GIVEN EXERCISE:
Write out the entire listing below exactly as it appears, minus any pictures.

TASK MATERIAL:
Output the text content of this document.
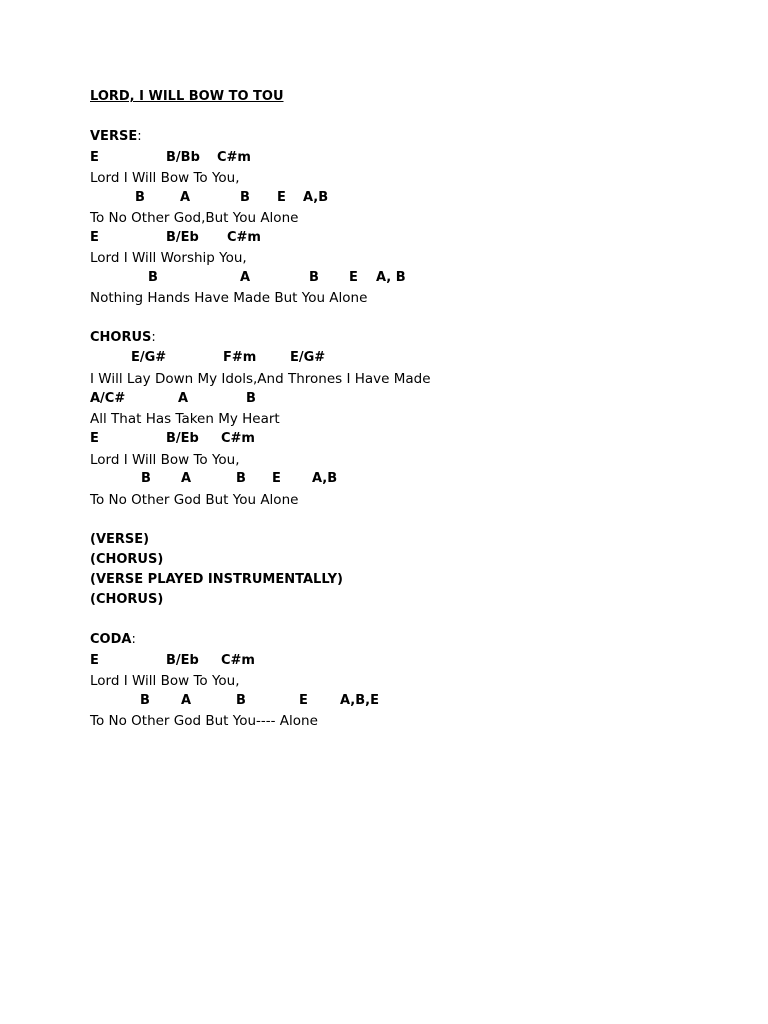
LORD, I WILL BOW TO TOU
VERSE:
E	B/Bb C#m
Lord I Will Bow To You,
B	A	B E A,B
To No Other God,But You Alone
E	B/Eb C#m
Lord I Will Worship You,
B	A	B E A, B
Nothing Hands Have Made But You Alone
CHORUS:
E/G#	F#m	E/G#
I Will Lay Down My Idols,And Thrones I Have Made
A/C#	A	B
All That Has Taken My Heart
E	B/Eb C#m
Lord I Will Bow To You,
B A	B E A,B
To No Other God But You Alone
(VERSE)
(CHORUS)
(VERSE PLAYED INSTRUMENTALLY)
(CHORUS)
CODA:
E	B/Eb C#m
Lord I Will Bow To You,
B A	B	E A,B,E
To No Other God But You---- Alone
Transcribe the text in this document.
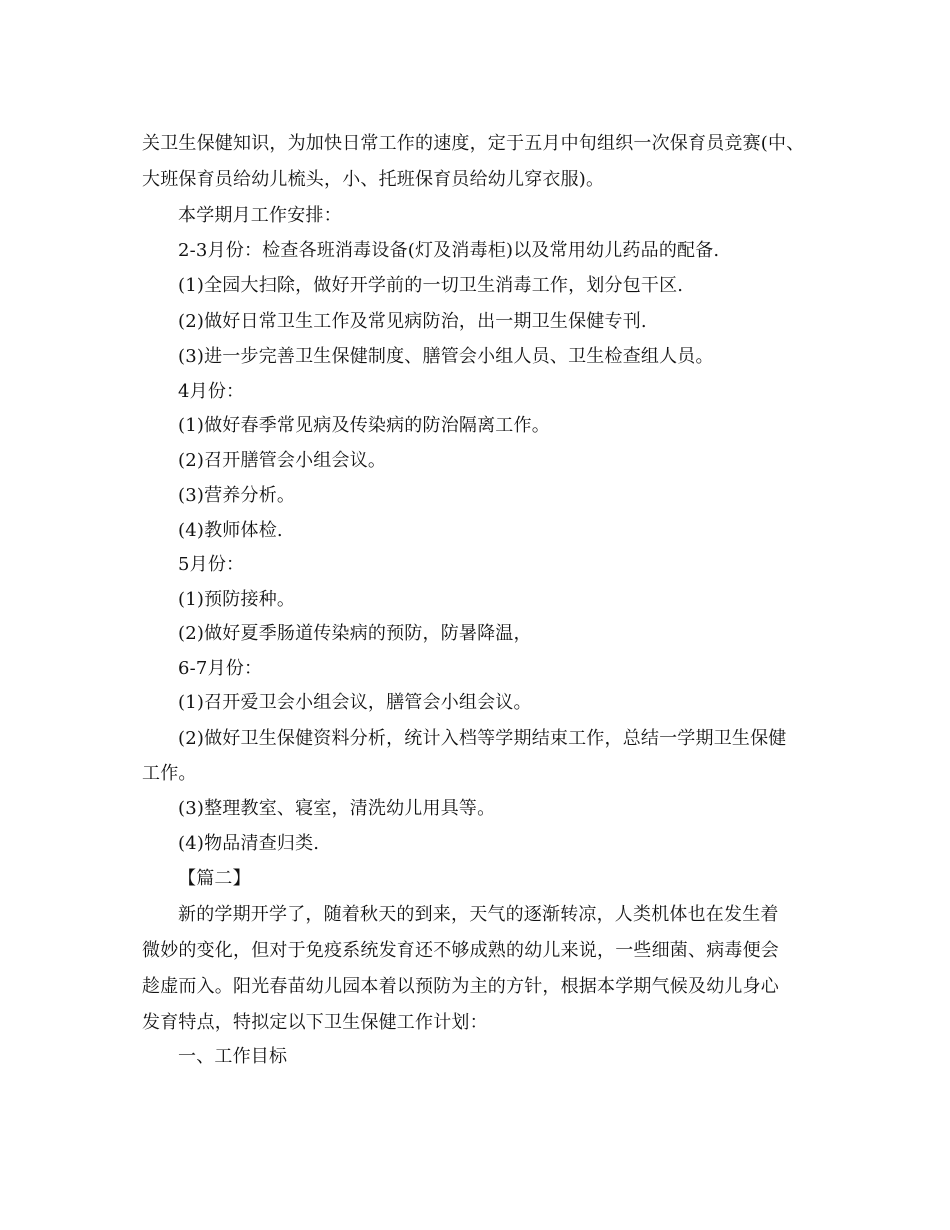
关卫生保健知识，为加快日常工作的速度，定于五月中旬组织一次保育员竞赛(中、
大班保育员给幼儿梳头，小、托班保育员给幼儿穿衣服)。
本学期月工作安排：
2-3月份：检查各班消毒设备(灯及消毒柜)以及常用幼儿药品的配备.
(1)全园大扫除，做好开学前的一切卫生消毒工作，划分包干区.
(2)做好日常卫生工作及常见病防治，出一期卫生保健专刊.
(3)进一步完善卫生保健制度、膳管会小组人员、卫生检查组人员。
4月份：
(1)做好春季常见病及传染病的防治隔离工作。
(2)召开膳管会小组会议。
(3)营养分析。
(4)教师体检.
5月份：
(1)预防接种。
(2)做好夏季肠道传染病的预防，防暑降温，
6-7月份：
(1)召开爱卫会小组会议，膳管会小组会议。
(2)做好卫生保健资料分析，统计入档等学期结束工作，总结一学期卫生保健
工作。
(3)整理教室、寝室，清洗幼儿用具等。
(4)物品清查归类.
【篇二】
新的学期开学了，随着秋天的到来，天气的逐渐转凉，人类机体也在发生着
微妙的变化，但对于免疫系统发育还不够成熟的幼儿来说，一些细菌、病毒便会
趁虚而入。阳光春苗幼儿园本着以预防为主的方针，根据本学期气候及幼儿身心
发育特点，特拟定以下卫生保健工作计划：
一、工作目标
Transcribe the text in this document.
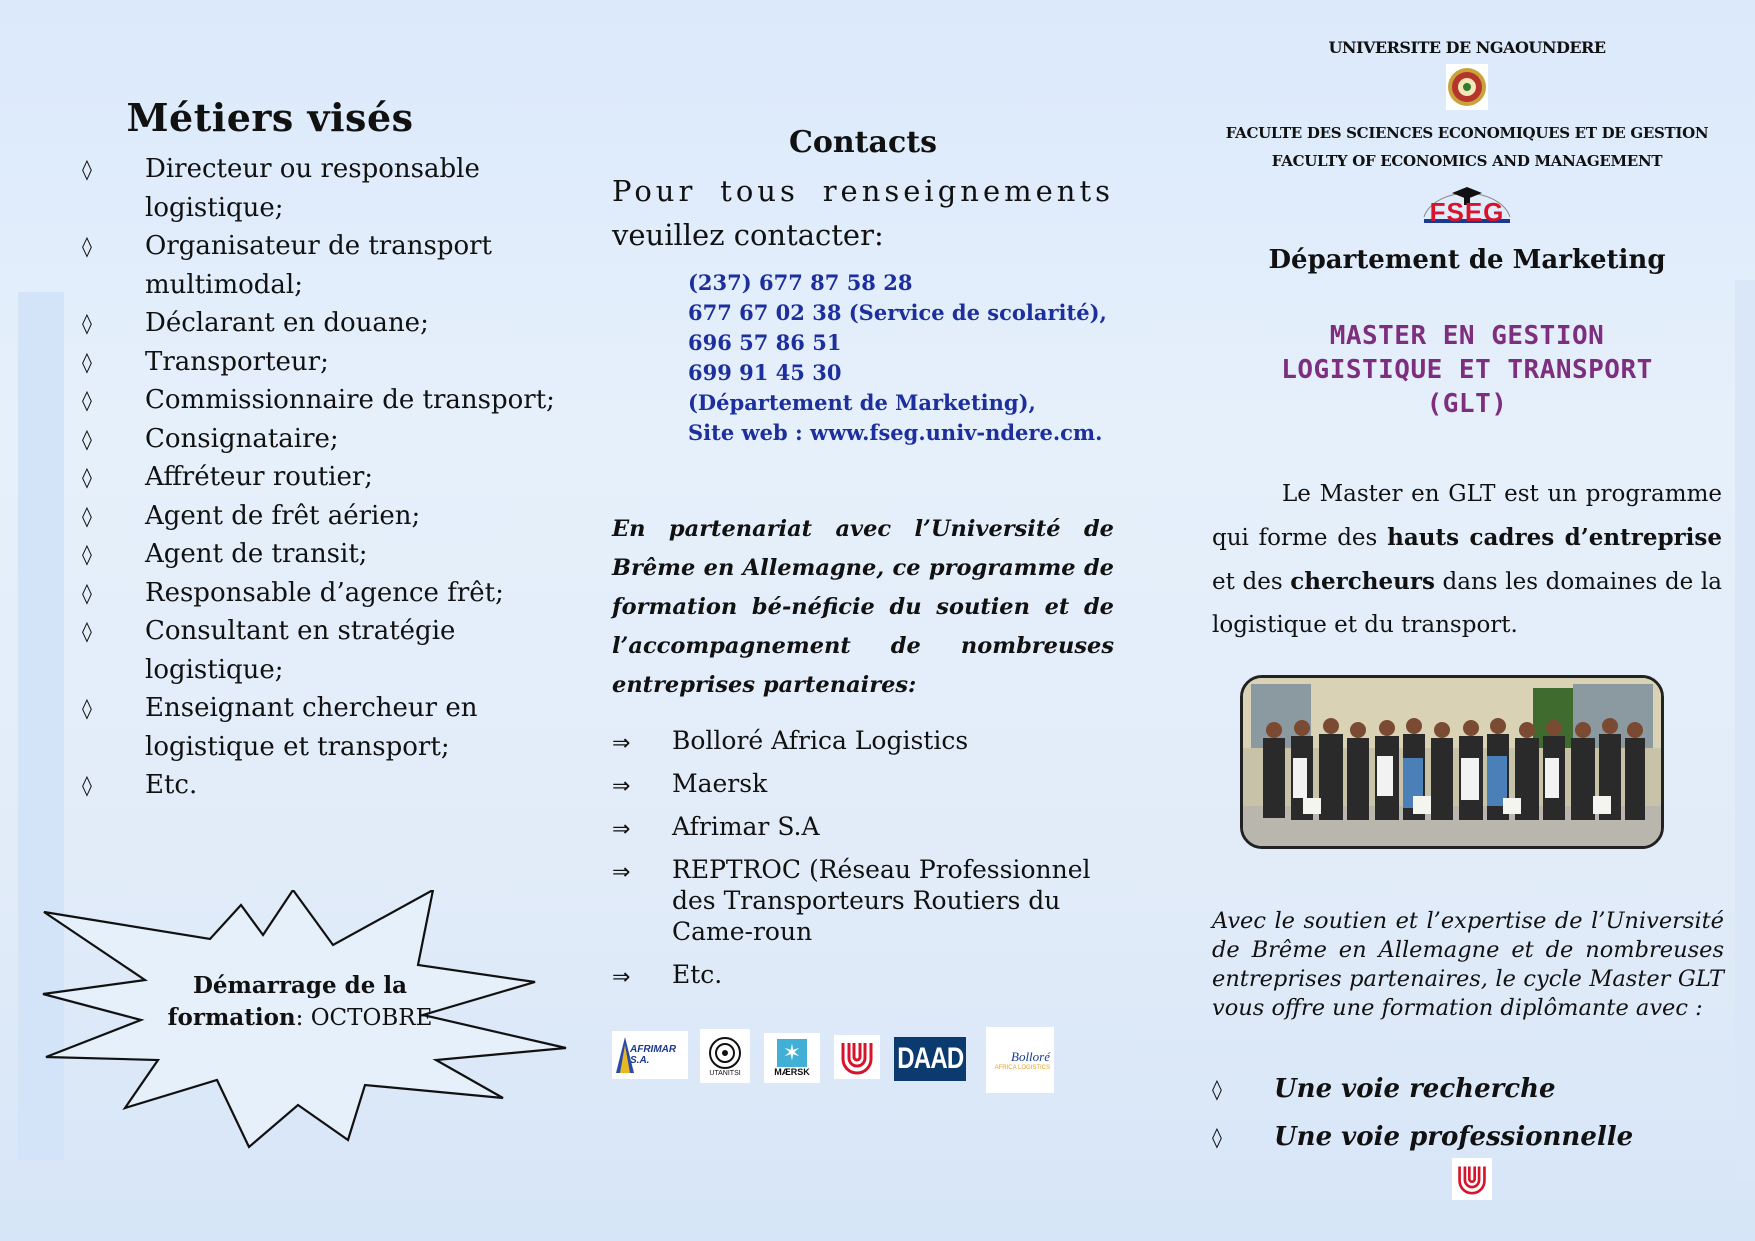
Métiers visés
◊ Directeur ou responsable logistique;
◊ Organisateur de transport multimodal;
◊ Déclarant en douane;
◊ Transporteur;
◊ Commissionnaire de transport;
◊ Consignataire;
◊ Affréteur routier;
◊ Agent de frêt aérien;
◊ Agent de transit;
◊ Responsable d’agence frêt;
◊ Consultant en stratégie logistique;
◊ Enseignant chercheur en logistique et transport;
◊ Etc.
Démarrage de la
formation: OCTOBRE
Contacts
Pour tous renseignements
veuillez contacter:
(237) 677 87 58 28
677 67 02 38 (Service de scolarité),
696 57 86 51
699 91 45 30
(Département de Marketing),
Site web : www.fseg.univ-ndere.cm.
En partenariat avec l’Université de Brême en Allemagne, ce programme de formation bé-néficie du soutien et de l’accompagnement de nombreuses entreprises partenaires:
⇒ Bolloré Africa Logistics
⇒ Maersk
⇒ Afrimar S.A
⇒ REPTROC (Réseau Professionnel des Transporteurs Routiers du Came-roun
⇒ Etc.
AFRIMAR S.A.
UTANITSI
✶
MÆRSK	DAAD	Bolloré
AFRICA LOGISTICS
UNIVERSITE DE NGAOUNDERE
FACULTE DES SCIENCES ECONOMIQUES ET DE GESTION
FACULTY OF ECONOMICS AND MANAGEMENT
FSEG
Département de Marketing
MASTER EN GESTION
LOGISTIQUE ET TRANSPORT
(GLT)
Le Master en GLT est un programme qui forme des hauts cadres d’entreprise et des chercheurs dans les domaines de la logistique et du transport.
Avec le soutien et l’expertise de l’Université de Brême en Allemagne et de nombreuses entreprises partenaires, le cycle Master GLT vous offre une formation diplômante avec :
◊ Une voie recherche
◊ Une voie professionnelle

THE REPLY:
Output the text content of this document.
LORD, I WILL BOW TO TOU
VERSE:
E	B/Bb C#m
Lord I Will Bow To You,
B	A	B E A,B
To No Other God,But You Alone
E	B/Eb C#m
Lord I Will Worship You,
B	A	B E A, B
Nothing Hands Have Made But You Alone
CHORUS:
E/G#	F#m	E/G#
I Will Lay Down My Idols,And Thrones I Have Made
A/C#	A	B
All That Has Taken My Heart
E	B/Eb C#m
Lord I Will Bow To You,
B A	B E A,B
To No Other God But You Alone
(VERSE)
(CHORUS)
(VERSE PLAYED INSTRUMENTALLY)
(CHORUS)
CODA:
E	B/Eb C#m
Lord I Will Bow To You,
B A	B	E A,B,E
To No Other God But You---- Alone
Transcribe the text in this document.
关卫生保健知识，为加快日常工作的速度，定于五月中旬组织一次保育员竞赛(中、
大班保育员给幼儿梳头，小、托班保育员给幼儿穿衣服)。
本学期月工作安排：
2-3月份：检查各班消毒设备(灯及消毒柜)以及常用幼儿药品的配备.
(1)全园大扫除，做好开学前的一切卫生消毒工作，划分包干区.
(2)做好日常卫生工作及常见病防治，出一期卫生保健专刊.
(3)进一步完善卫生保健制度、膳管会小组人员、卫生检查组人员。
4月份：
(1)做好春季常见病及传染病的防治隔离工作。
(2)召开膳管会小组会议。
(3)营养分析。
(4)教师体检.
5月份：
(1)预防接种。
(2)做好夏季肠道传染病的预防，防暑降温，
6-7月份：
(1)召开爱卫会小组会议，膳管会小组会议。
(2)做好卫生保健资料分析，统计入档等学期结束工作，总结一学期卫生保健
工作。
(3)整理教室、寝室，清洗幼儿用具等。
(4)物品清查归类.
【篇二】
新的学期开学了，随着秋天的到来，天气的逐渐转凉，人类机体也在发生着
微妙的变化，但对于免疫系统发育还不够成熟的幼儿来说，一些细菌、病毒便会
趁虚而入。阳光春苗幼儿园本着以预防为主的方针，根据本学期气候及幼儿身心
发育特点，特拟定以下卫生保健工作计划：
一、工作目标
Transcribe the text in this document.
Métiers visés
◊ Directeur ou responsable logistique;
◊ Organisateur de transport multimodal;
◊ Déclarant en douane;
◊ Transporteur;
◊ Commissionnaire de transport;
◊ Consignataire;
◊ Affréteur routier;
◊ Agent de frêt aérien;
◊ Agent de transit;
◊ Responsable d’agence frêt;
◊ Consultant en stratégie logistique;
◊ Enseignant chercheur en logistique et transport;
◊ Etc.
Démarrage de la
formation: OCTOBRE
Contacts
Pour tous renseignements
veuillez contacter:
(237) 677 87 58 28
677 67 02 38 (Service de scolarité),
696 57 86 51
699 91 45 30
(Département de Marketing),
Site web : www.fseg.univ-ndere.cm.
En partenariat avec l’Université de Brême en Allemagne, ce programme de formation bé-néficie du soutien et de l’accompagnement de nombreuses entreprises partenaires:
⇒ Bolloré Africa Logistics
⇒ Maersk
⇒ Afrimar S.A
⇒ REPTROC (Réseau Professionnel des Transporteurs Routiers du Came-roun
⇒ Etc.
AFRIMAR S.A.
UTANITSI
✶
MÆRSK	DAAD	Bolloré
AFRICA LOGISTICS
UNIVERSITE DE NGAOUNDERE
FACULTE DES SCIENCES ECONOMIQUES ET DE GESTION
FACULTY OF ECONOMICS AND MANAGEMENT
FSEG
Département de Marketing
MASTER EN GESTION
LOGISTIQUE ET TRANSPORT
(GLT)
Le Master en GLT est un programme qui forme des hauts cadres d’entreprise et des chercheurs dans les domaines de la logistique et du transport.
Avec le soutien et l’expertise de l’Université de Brême en Allemagne et de nombreuses entreprises partenaires, le cycle Master GLT vous offre une formation diplômante avec :
◊ Une voie recherche
◊ Une voie professionnelle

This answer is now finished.